SET TASK. Repeat the listing in full, exactly as it stands.

[Chart and figure data]
'''

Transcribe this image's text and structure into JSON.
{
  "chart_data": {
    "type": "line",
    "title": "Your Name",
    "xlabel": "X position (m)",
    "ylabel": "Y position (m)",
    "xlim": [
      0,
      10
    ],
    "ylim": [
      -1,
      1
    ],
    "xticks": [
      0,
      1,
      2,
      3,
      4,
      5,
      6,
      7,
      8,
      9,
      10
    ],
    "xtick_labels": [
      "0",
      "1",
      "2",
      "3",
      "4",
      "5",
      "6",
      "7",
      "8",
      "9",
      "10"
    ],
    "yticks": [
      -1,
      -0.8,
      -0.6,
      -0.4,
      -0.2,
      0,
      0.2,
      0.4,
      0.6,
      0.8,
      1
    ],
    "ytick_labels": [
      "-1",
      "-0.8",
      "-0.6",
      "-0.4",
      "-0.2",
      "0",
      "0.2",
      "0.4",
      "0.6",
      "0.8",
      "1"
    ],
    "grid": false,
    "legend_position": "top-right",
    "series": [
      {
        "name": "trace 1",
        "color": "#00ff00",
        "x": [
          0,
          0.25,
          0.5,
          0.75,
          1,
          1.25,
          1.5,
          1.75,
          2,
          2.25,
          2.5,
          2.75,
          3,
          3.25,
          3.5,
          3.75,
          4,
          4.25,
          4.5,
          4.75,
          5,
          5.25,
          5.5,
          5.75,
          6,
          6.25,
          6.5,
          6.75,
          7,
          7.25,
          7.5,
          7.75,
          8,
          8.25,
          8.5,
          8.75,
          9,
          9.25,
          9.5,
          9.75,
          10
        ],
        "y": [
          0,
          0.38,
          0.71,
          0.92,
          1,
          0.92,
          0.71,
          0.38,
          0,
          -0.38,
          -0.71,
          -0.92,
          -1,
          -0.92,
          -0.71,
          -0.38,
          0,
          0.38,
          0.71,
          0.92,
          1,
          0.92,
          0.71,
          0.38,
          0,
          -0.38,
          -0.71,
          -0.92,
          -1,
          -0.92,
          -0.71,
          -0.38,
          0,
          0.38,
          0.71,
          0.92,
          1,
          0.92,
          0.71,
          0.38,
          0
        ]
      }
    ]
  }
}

'''

EXPECTED ANSWER.
Transcribe this image's text and structure into JSON.
{
  "chart_data": {
    "type": "line",
    "title": "Your Name",
    "xlabel": "X position (m)",
    "ylabel": "Y position (m)",
    "xlim": [
      0,
      10
    ],
    "ylim": [
      -1,
      1
    ],
    "xticks": [
      0,
      1,
      2,
      3,
      4,
      5,
      6,
      7,
      8,
      9,
      10
    ],
    "xtick_labels": [
      "0",
      "1",
      "2",
      "3",
      "4",
      "5",
      "6",
      "7",
      "8",
      "9",
      "10"
    ],
    "yticks": [
      -1,
      -0.8,
      -0.6,
      -0.4,
      -0.2,
      0,
      0.2,
      0.4,
      0.6,
      0.8,
      1
    ],
    "ytick_labels": [
      "-1",
      "-0.8",
      "-0.6",
      "-0.4",
      "-0.2",
      "0",
      "0.2",
      "0.4",
      "0.6",
      "0.8",
      "1"
    ],
    "grid": false,
    "legend_position": "top-right",
    "series": [
      {
        "name": "trace 1",
        "color": "#00ff00",
        "x": [
          0,
          0.25,
          0.5,
          0.75,
          1,
          1.25,
          1.5,
          1.75,
          2,
          2.25,
          2.5,
          2.75,
          3,
          3.25,
          3.5,
          3.75,
          4,
          4.25,
          4.5,
          4.75,
          5,
          5.25,
          5.5,
          5.75,
          6,
          6.25,
          6.5,
          6.75,
          7,
          7.25,
          7.5,
          7.75,
          8,
          8.25,
          8.5,
          8.75,
          9,
          9.25,
          9.5,
          9.75,
          10
        ],
        "y": [
          0,
          0.38,
          0.71,
          0.92,
          1,
          0.92,
          0.71,
          0.38,
          0,
          -0.38,
          -0.71,
          -0.92,
          -1,
          -0.92,
          -0.71,
          -0.38,
          0,
          0.38,
          0.71,
          0.92,
          1,
          0.92,
          0.71,
          0.38,
          0,
          -0.38,
          -0.71,
          -0.92,
          -1,
          -0.92,
          -0.71,
          -0.38,
          0,
          0.38,
          0.71,
          0.92,
          1,
          0.92,
          0.71,
          0.38,
          0
        ]
      }
    ]
  }
}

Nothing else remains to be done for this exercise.